▶ _What to do_
Each line that holds the word "tubazione" counts once; give the total for the records below and nothing else.

▶ _Data for this task_
-------
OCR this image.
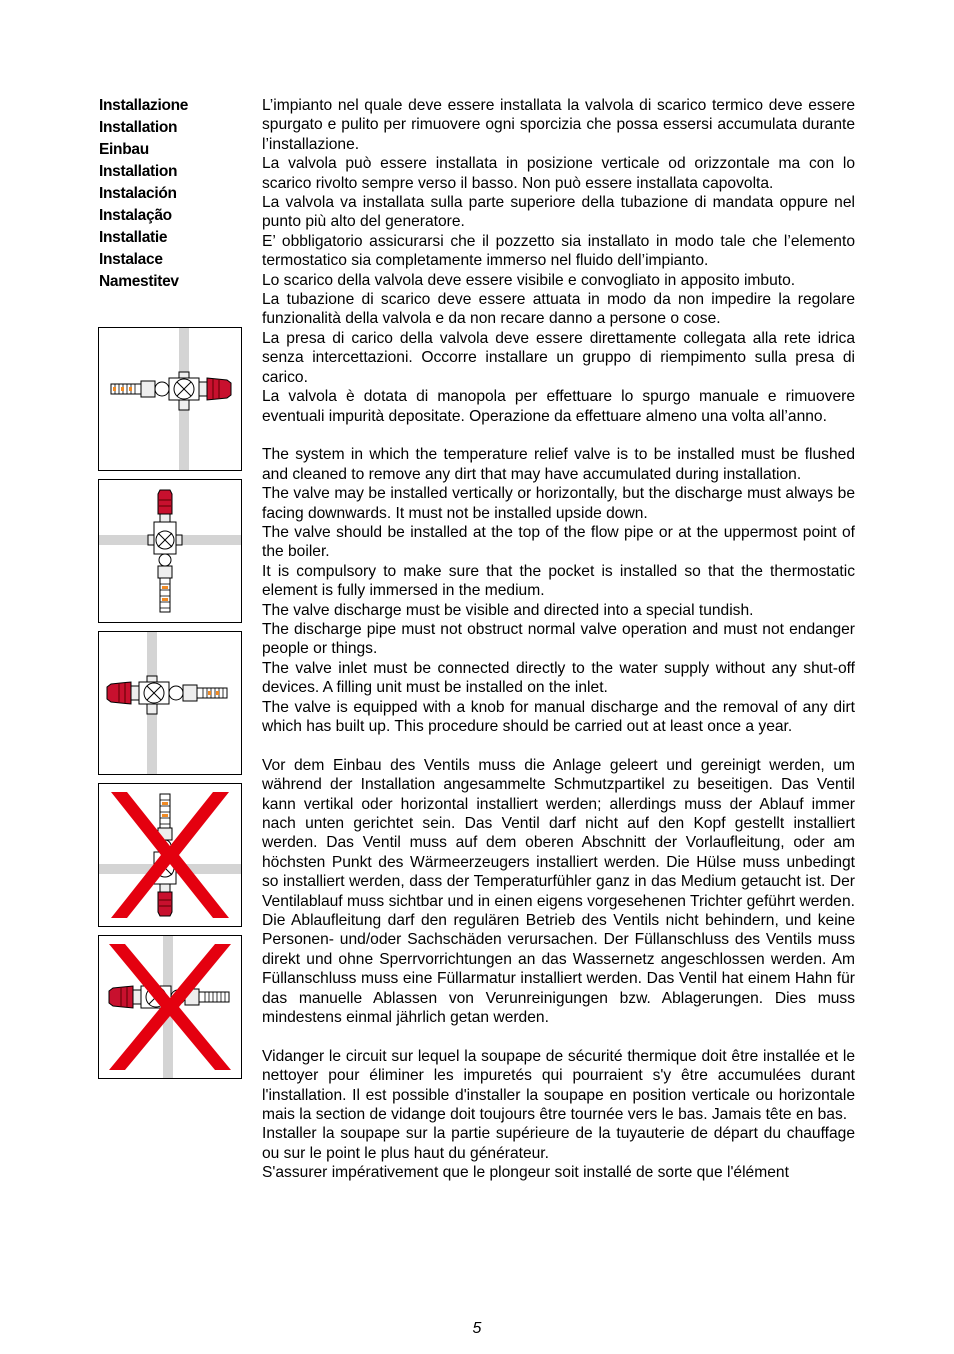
Installazione
Installation
Einbau
Installation
Instalación
Instalação
Installatie
Instalace
Namestitev

L’impianto nel quale deve essere installata la valvola di scarico termico deve essere spurgato e pulito per rimuovere ogni sporcizia che possa essersi accumulata durante l’installazione.

La valvola può essere installata in posizione verticale od orizzontale ma con lo scarico rivolto sempre verso il basso. Non può essere installata capovolta.

La valvola va installata sulla parte superiore della tubazione di mandata oppure nel punto più alto del generatore.

E’ obbligatorio assicurarsi che il pozzetto sia installato in modo tale che l’elemento termostatico sia completamente immerso nel fluido dell’impianto.

Lo scarico della valvola deve essere visibile e convogliato in apposito imbuto.

La tubazione di scarico deve essere attuata in modo da non impedire la regolare funzionalità della valvola e da non recare danno a persone o cose.

La presa di carico della valvola deve essere direttamente collegata alla rete idrica senza intercettazioni. Occorre installare un gruppo di riempimento sulla presa di carico.

La valvola è dotata di manopola per effettuare lo spurgo manuale e rimuovere eventuali impurità depositate. Operazione da effettuare almeno una volta all’anno.

The system in which the temperature relief valve is to be installed must be flushed and cleaned to remove any dirt that may have accumulated during installation.

The valve may be installed vertically or horizontally, but the discharge must always be facing downwards. It must not be installed upside down.

The valve should be installed at the top of the flow pipe or at the uppermost point of the boiler.

It is compulsory to make sure that the pocket is installed so that the thermostatic element is fully immersed in the medium.

The valve discharge must be visible and directed into a special tundish.

The discharge pipe must not obstruct normal valve operation and must not endanger people or things.

The valve inlet must be connected directly to the water supply without any shut-off devices. A filling unit must be installed on the inlet.

The valve is equipped with a knob for manual discharge and the removal of any dirt which has built up. This procedure should be carried out at least once a year.

Vor dem Einbau des Ventils muss die Anlage geleert und gereinigt werden, um während der Installation angesammelte Schmutzpartikel zu beseitigen. Das Ventil kann vertikal oder horizontal installiert werden; allerdings muss der Ablauf immer nach unten gerichtet sein. Das Ventil darf nicht auf den Kopf gestellt installiert werden. Das Ventil muss auf dem oberen Abschnitt der Vorlaufleitung, oder am höchsten Punkt des Wärmeerzeugers installiert werden. Die Hülse muss unbedingt so installiert werden, dass der Temperaturfühler ganz in das Medium getaucht ist. Der Ventilablauf muss sichtbar und in einen eigens vorgesehenen Trichter geführt werden. Die Ablaufleitung darf den regulären Betrieb des Ventils nicht behindern, und keine Personen- und/oder Sachschäden verursachen. Der Füllanschluss des Ventils muss direkt und ohne Sperrvorrichtungen an das Wassernetz angeschlossen werden. Am Füllanschluss muss eine Füllarmatur installiert werden. Das Ventil hat einem Hahn für das manuelle Ablassen von Verunreinigungen bzw. Ablagerungen. Dies muss mindestens einmal jährlich getan werden.

Vidanger le circuit sur lequel la soupape de sécurité thermique doit être installée et le nettoyer pour éliminer les impuretés qui pourraient s'y être accumulées durant l'installation. Il est possible d'installer la soupape en position verticale ou horizontale mais la section de vidange doit toujours être tournée vers le bas. Jamais tête en bas.

Installer la soupape sur la partie supérieure de la tuyauterie de départ du chauffage ou sur le point le plus haut du générateur.

S'assurer impérativement que le plongeur soit installé de sorte que l'élément

5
-------
▶ _Task result_
2